Dataset records
|---|
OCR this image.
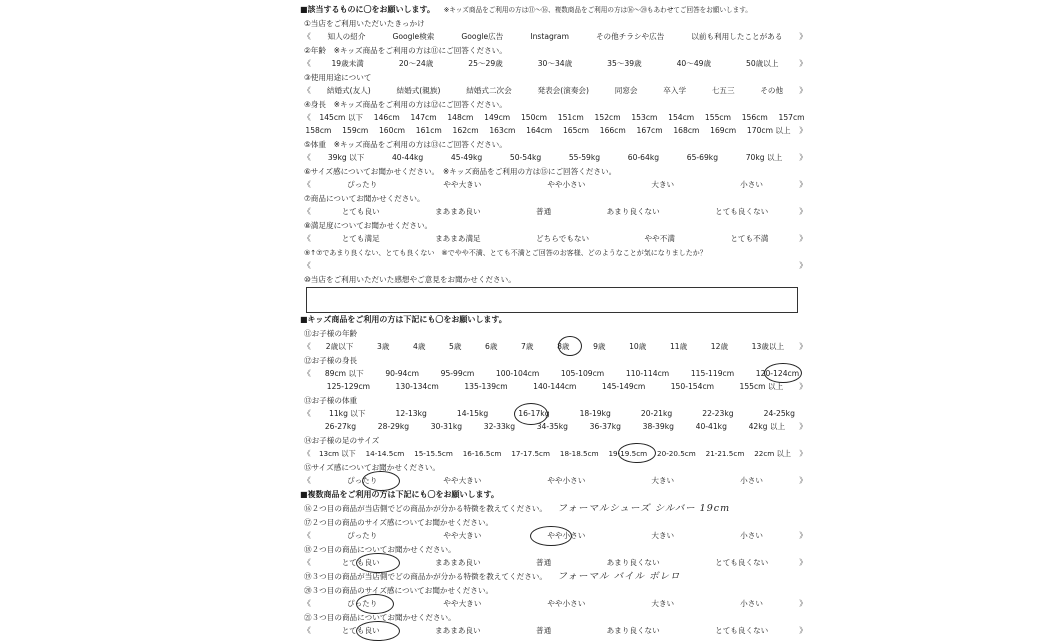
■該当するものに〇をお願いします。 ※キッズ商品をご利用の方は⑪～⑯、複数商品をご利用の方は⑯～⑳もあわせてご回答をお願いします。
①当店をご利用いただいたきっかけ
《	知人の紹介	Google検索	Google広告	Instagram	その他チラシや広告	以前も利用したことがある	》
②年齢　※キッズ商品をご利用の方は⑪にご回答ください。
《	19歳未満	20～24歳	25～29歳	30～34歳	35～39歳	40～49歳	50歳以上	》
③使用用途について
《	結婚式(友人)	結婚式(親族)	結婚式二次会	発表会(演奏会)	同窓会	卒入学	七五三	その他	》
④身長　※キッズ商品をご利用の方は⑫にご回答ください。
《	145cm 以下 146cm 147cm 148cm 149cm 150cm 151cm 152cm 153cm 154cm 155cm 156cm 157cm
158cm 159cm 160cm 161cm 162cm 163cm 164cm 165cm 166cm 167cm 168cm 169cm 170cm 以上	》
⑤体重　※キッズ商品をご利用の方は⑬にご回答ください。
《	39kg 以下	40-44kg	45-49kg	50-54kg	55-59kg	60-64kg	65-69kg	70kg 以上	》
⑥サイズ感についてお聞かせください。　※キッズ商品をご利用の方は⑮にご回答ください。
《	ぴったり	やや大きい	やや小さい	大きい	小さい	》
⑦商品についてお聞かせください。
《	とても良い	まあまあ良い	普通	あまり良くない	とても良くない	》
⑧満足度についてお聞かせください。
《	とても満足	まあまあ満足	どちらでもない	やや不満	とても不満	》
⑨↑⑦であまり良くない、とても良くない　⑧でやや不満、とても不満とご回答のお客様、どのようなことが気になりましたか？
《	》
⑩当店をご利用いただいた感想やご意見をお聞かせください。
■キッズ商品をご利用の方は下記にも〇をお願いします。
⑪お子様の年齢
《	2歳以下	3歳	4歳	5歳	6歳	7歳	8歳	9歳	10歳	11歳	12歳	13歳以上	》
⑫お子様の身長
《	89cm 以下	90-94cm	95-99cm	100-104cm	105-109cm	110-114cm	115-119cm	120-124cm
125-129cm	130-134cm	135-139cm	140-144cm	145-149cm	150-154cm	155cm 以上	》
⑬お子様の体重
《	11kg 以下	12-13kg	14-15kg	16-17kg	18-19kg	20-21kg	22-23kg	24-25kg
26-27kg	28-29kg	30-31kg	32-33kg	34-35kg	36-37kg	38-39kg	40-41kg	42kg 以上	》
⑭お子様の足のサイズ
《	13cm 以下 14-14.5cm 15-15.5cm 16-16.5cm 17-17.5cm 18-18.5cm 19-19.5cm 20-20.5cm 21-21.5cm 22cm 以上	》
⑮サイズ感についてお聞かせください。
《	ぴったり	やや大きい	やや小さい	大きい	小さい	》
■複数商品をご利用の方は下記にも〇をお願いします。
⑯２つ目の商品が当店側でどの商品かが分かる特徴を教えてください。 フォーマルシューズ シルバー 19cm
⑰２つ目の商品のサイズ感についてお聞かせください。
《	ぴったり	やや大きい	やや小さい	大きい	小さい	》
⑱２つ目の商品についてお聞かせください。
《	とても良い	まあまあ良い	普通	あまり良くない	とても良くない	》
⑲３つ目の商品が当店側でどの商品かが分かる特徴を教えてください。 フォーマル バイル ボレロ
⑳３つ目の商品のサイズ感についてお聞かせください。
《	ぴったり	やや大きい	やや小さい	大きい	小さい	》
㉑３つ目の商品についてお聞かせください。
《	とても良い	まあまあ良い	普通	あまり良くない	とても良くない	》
|---|
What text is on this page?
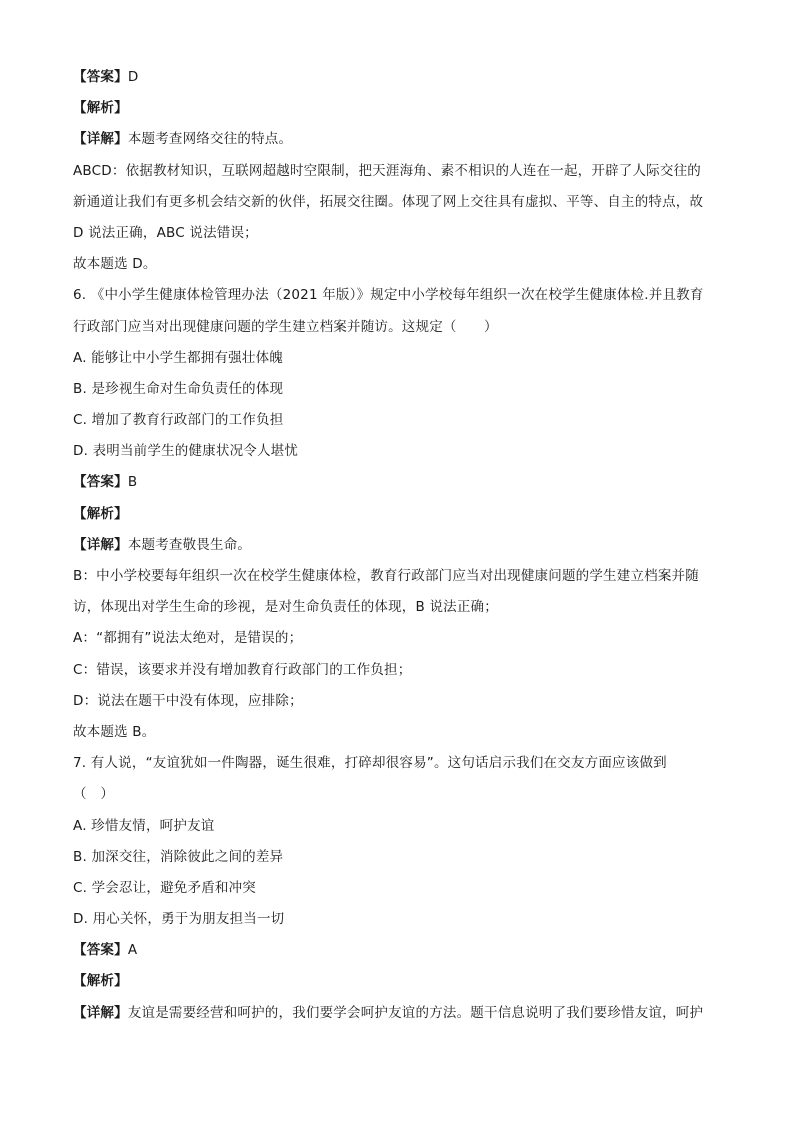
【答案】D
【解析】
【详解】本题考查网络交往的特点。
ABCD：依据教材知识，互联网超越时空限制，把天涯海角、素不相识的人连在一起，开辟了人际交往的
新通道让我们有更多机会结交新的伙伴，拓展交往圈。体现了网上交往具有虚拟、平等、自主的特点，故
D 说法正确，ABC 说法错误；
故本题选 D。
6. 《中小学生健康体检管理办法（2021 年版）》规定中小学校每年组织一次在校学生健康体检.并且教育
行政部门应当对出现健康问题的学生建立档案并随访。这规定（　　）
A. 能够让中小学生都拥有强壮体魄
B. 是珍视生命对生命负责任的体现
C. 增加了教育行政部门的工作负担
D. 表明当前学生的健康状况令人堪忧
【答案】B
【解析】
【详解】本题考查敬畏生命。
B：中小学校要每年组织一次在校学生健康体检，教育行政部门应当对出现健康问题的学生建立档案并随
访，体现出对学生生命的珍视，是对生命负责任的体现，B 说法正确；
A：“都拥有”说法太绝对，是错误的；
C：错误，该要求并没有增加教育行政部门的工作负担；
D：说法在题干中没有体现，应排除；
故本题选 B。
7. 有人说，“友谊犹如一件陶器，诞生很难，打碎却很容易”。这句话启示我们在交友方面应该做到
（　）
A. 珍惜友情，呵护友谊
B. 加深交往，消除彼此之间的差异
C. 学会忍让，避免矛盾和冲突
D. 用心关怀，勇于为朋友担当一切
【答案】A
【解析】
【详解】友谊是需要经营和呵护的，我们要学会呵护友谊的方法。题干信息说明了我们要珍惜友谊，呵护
|---|
§ Job
Among the records above, find each line holding the string "this" and pull it out.

§ Exercise answer
OCR this image.
What text is on this page?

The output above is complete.